REQUIREMENT: Filter the records below down to lines containing "listopadu".

Collected data entries:

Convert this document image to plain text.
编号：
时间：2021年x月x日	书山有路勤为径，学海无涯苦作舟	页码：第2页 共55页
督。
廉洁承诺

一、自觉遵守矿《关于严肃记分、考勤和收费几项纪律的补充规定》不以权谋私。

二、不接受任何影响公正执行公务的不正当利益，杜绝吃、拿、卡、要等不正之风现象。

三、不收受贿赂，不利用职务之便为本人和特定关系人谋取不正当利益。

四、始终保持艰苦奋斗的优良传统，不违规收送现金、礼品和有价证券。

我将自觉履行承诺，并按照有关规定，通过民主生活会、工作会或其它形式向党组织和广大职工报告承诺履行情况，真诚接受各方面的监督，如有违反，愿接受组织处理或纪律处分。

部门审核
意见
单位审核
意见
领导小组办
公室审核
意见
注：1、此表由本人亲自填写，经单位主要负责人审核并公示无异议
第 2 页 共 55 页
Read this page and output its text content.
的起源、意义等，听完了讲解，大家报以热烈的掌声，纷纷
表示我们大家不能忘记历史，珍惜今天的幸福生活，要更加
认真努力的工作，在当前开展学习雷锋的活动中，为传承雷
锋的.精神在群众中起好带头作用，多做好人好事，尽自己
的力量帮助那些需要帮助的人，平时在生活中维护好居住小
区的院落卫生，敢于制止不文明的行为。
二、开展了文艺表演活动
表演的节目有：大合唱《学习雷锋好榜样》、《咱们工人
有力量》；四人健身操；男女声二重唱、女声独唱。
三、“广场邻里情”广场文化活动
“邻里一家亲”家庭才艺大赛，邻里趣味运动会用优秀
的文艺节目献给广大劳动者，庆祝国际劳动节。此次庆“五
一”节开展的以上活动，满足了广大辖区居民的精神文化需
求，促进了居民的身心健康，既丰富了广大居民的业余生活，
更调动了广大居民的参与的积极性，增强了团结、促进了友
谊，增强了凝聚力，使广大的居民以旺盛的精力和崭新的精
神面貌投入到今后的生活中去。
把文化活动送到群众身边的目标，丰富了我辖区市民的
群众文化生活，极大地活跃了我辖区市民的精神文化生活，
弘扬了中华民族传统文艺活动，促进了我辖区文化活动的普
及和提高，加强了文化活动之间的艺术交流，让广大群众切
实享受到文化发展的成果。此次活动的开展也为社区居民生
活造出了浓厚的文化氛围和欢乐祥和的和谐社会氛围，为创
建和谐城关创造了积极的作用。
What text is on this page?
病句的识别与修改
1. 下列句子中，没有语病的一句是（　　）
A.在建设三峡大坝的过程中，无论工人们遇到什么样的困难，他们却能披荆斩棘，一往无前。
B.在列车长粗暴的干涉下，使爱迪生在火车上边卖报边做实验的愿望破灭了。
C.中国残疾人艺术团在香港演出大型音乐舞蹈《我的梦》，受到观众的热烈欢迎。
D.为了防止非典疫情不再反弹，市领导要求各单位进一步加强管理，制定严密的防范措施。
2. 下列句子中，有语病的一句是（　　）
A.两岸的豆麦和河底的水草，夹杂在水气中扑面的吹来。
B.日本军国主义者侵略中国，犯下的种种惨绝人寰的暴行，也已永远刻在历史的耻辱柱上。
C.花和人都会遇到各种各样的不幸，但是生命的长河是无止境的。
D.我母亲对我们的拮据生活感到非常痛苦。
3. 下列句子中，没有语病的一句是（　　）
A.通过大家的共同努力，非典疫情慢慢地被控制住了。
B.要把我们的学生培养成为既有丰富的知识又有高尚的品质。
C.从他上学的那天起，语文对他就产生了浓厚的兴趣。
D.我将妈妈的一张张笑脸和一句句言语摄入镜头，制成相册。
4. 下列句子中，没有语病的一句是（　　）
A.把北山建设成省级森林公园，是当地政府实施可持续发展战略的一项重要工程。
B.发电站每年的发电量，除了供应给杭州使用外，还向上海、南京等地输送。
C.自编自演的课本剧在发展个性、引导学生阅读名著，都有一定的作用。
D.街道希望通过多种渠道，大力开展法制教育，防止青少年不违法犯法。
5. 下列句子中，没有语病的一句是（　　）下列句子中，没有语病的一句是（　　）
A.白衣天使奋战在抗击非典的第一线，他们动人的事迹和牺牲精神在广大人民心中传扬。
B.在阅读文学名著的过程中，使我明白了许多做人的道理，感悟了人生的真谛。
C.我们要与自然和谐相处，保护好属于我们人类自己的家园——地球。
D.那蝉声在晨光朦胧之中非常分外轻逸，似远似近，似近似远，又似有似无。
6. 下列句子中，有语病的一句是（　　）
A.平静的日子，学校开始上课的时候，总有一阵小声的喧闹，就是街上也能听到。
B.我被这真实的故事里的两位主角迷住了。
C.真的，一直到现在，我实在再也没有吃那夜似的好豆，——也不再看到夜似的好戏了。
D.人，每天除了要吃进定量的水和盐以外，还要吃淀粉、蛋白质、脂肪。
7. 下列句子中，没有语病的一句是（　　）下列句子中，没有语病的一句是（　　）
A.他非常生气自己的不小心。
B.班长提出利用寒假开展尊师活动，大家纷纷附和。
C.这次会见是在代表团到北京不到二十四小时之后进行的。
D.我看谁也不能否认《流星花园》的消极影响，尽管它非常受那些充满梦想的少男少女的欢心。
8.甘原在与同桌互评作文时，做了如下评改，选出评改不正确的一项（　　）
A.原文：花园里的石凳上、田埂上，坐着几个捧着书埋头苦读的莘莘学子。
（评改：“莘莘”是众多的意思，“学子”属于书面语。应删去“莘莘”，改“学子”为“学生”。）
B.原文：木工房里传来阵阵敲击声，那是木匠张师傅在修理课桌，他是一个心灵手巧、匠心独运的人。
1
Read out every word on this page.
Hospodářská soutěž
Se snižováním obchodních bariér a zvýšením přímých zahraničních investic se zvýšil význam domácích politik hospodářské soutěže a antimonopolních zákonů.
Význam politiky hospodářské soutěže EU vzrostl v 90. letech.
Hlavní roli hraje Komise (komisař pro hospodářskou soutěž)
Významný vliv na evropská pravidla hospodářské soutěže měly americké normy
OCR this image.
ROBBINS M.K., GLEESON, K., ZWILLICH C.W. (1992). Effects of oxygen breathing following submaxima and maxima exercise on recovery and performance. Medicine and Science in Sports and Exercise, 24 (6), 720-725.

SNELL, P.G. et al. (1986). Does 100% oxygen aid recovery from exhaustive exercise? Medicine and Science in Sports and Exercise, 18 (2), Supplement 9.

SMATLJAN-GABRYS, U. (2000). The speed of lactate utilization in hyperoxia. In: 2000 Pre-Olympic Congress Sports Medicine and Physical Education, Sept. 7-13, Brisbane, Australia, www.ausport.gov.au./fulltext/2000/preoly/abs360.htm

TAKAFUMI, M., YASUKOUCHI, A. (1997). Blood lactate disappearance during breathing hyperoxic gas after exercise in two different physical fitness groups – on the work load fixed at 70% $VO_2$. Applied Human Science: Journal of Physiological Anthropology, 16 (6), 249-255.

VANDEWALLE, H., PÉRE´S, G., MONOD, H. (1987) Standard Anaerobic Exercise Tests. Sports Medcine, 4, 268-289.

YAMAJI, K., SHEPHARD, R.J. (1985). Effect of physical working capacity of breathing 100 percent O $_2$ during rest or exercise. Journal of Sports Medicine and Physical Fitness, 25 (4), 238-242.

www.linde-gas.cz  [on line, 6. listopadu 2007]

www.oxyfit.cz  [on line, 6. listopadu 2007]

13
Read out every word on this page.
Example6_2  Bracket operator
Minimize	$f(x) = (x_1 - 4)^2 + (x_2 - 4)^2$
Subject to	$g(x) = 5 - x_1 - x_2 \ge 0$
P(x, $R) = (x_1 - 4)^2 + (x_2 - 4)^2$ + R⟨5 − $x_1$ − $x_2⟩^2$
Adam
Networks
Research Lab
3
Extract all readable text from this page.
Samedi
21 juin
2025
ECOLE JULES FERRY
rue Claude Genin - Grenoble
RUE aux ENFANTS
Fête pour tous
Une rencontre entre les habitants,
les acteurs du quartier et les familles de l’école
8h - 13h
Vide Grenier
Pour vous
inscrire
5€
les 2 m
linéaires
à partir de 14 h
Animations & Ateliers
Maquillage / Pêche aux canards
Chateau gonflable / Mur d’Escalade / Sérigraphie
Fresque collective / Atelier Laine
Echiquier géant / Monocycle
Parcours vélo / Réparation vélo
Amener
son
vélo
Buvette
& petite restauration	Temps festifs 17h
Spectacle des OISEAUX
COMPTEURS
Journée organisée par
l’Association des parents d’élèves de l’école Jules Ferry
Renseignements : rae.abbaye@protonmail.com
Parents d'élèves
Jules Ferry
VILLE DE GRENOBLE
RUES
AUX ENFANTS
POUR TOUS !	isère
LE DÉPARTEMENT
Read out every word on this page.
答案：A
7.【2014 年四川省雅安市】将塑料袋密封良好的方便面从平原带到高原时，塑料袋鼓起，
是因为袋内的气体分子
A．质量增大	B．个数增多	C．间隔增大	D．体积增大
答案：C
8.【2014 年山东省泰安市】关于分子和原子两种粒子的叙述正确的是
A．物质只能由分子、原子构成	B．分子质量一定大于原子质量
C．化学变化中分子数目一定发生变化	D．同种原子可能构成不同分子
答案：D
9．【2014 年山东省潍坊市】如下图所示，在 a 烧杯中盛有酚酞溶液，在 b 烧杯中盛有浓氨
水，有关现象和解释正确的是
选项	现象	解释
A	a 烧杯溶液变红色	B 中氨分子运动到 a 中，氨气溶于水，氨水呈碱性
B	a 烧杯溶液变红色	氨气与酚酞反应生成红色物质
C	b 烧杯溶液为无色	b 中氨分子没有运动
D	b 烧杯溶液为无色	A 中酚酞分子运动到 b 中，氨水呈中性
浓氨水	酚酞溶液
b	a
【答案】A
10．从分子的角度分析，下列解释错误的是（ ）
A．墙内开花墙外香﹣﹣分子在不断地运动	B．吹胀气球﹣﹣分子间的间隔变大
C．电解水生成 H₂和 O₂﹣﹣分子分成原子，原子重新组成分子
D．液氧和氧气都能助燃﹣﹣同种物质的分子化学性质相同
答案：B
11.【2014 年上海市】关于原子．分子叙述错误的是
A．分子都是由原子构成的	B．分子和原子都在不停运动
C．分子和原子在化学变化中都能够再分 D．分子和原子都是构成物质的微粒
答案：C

REPLY:
www.linde-gas.cz  [on line, 6. listopadu 2007]
www.oxyfit.cz  [on line, 6. listopadu 2007]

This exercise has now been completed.